| Your objective |
You are to retype all of the data exactly as it appears.

==== Supplied entries

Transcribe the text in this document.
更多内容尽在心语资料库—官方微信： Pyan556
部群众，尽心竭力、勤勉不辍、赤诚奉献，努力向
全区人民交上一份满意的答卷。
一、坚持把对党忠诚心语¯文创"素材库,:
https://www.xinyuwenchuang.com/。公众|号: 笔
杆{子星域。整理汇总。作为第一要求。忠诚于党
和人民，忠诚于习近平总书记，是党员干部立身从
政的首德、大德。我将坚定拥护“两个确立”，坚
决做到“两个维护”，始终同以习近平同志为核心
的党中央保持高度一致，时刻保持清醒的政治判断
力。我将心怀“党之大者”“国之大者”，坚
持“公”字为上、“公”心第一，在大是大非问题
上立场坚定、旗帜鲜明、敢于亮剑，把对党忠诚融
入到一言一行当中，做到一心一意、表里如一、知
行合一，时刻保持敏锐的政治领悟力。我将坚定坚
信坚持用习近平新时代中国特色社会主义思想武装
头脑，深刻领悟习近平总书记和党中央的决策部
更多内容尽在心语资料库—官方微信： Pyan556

========

| Written answer |
Transcribe the text in this document.
更多内容尽在心语资料库—官方微信： Pyan556
部群众，尽心竭力、勤勉不辍、赤诚奉献，努力向
全区人民交上一份满意的答卷。
一、坚持把对党忠诚心语¯文创"素材库,:
https://www.xinyuwenchuang.com/。公众|号: 笔
杆{子星域。整理汇总。作为第一要求。忠诚于党
和人民，忠诚于习近平总书记，是党员干部立身从
政的首德、大德。我将坚定拥护“两个确立”，坚
决做到“两个维护”，始终同以习近平同志为核心
的党中央保持高度一致，时刻保持清醒的政治判断
力。我将心怀“党之大者”“国之大者”，坚
持“公”字为上、“公”心第一，在大是大非问题
上立场坚定、旗帜鲜明、敢于亮剑，把对党忠诚融
入到一言一行当中，做到一心一意、表里如一、知
行合一，时刻保持敏锐的政治领悟力。我将坚定坚
信坚持用习近平新时代中国特色社会主义思想武装
头脑，深刻领悟习近平总书记和党中央的决策部
更多内容尽在心语资料库—官方微信： Pyan556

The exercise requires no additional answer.